• _Work instructions_
Below are the records; reproduce all of them exactly but without any images.

• _Raw records_

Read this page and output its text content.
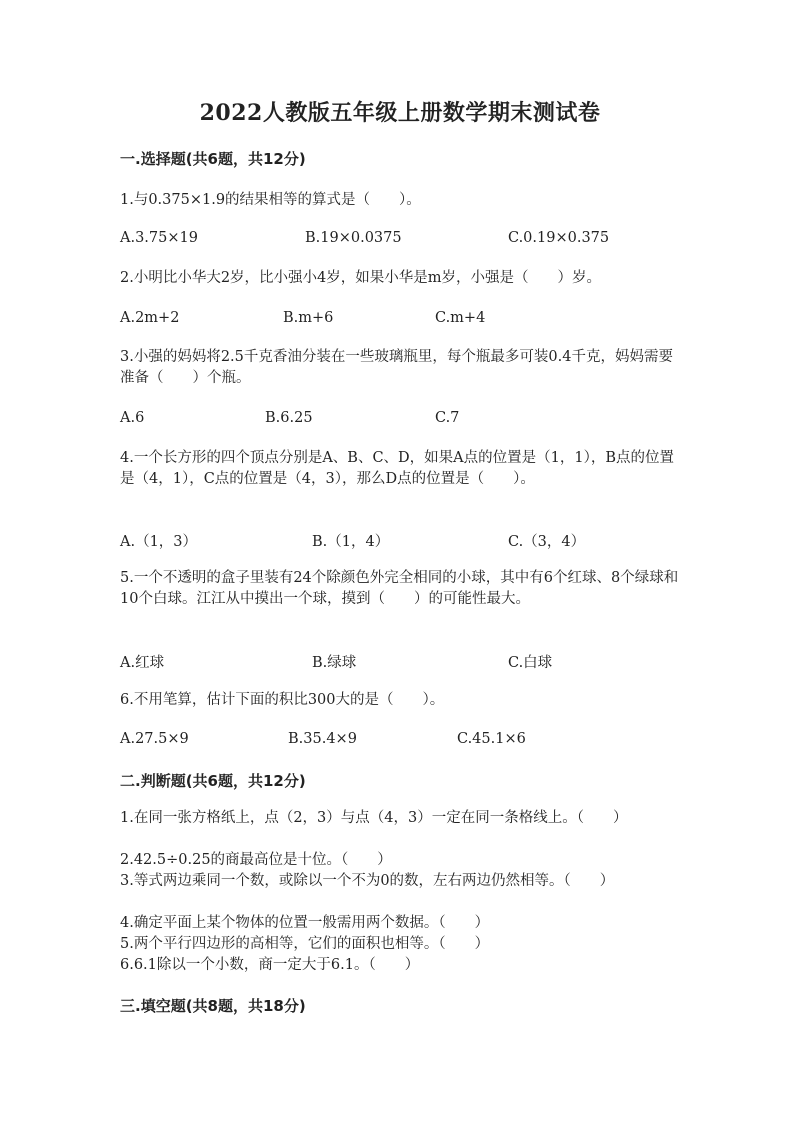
2022人教版五年级上册数学期末测试卷
一.选择题(共6题，共12分)
1.与0.375×1.9的结果相等的算式是（　　）。
A.3.75×19	B.19×0.0375	C.0.19×0.375
2.小明比小华大2岁，比小强小4岁，如果小华是m岁，小强是（　　）岁。
A.2m+2	B.m+6	C.m+4
3.小强的妈妈将2.5千克香油分装在一些玻璃瓶里，每个瓶最多可装0.4千克，妈妈需要准备（　　）个瓶。
A.6	B.6.25	C.7
4.一个长方形的四个顶点分别是A、B、C、D，如果A点的位置是（1，1），B点的位置是（4，1），C点的位置是（4，3），那么D点的位置是（　　）。
A.（1，3）	B.（1，4）	C.（3，4）
5.一个不透明的盒子里装有24个除颜色外完全相同的小球，其中有6个红球、8个绿球和10个白球。江江从中摸出一个球，摸到（　　）的可能性最大。
A.红球	B.绿球	C.白球
6.不用笔算，估计下面的积比300大的是（　　）。
A.27.5×9	B.35.4×9	C.45.1×6
二.判断题(共6题，共12分)
1.在同一张方格纸上，点（2，3）与点（4，3）一定在同一条格线上。（　　）
2.42.5÷0.25的商最高位是十位。（　　）
3.等式两边乘同一个数，或除以一个不为0的数，左右两边仍然相等。（　　）
4.确定平面上某个物体的位置一般需用两个数据。（　　）
5.两个平行四边形的高相等，它们的面积也相等。（　　）
6.6.1除以一个小数，商一定大于6.1。（　　）
三.填空题(共8题，共18分)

• _Correct answer_
Read this page and output its text content.
2022人教版五年级上册数学期末测试卷
一.选择题(共6题，共12分)
1.与0.375×1.9的结果相等的算式是（　　）。
A.3.75×19	B.19×0.0375	C.0.19×0.375
2.小明比小华大2岁，比小强小4岁，如果小华是m岁，小强是（　　）岁。
A.2m+2	B.m+6	C.m+4
3.小强的妈妈将2.5千克香油分装在一些玻璃瓶里，每个瓶最多可装0.4千克，妈妈需要准备（　　）个瓶。
A.6	B.6.25	C.7
4.一个长方形的四个顶点分别是A、B、C、D，如果A点的位置是（1，1），B点的位置是（4，1），C点的位置是（4，3），那么D点的位置是（　　）。
A.（1，3）	B.（1，4）	C.（3，4）
5.一个不透明的盒子里装有24个除颜色外完全相同的小球，其中有6个红球、8个绿球和10个白球。江江从中摸出一个球，摸到（　　）的可能性最大。
A.红球	B.绿球	C.白球
6.不用笔算，估计下面的积比300大的是（　　）。
A.27.5×9	B.35.4×9	C.45.1×6
二.判断题(共6题，共12分)
1.在同一张方格纸上，点（2，3）与点（4，3）一定在同一条格线上。（　　）
2.42.5÷0.25的商最高位是十位。（　　）
3.等式两边乘同一个数，或除以一个不为0的数，左右两边仍然相等。（　　）
4.确定平面上某个物体的位置一般需用两个数据。（　　）
5.两个平行四边形的高相等，它们的面积也相等。（　　）
6.6.1除以一个小数，商一定大于6.1。（　　）
三.填空题(共8题，共18分)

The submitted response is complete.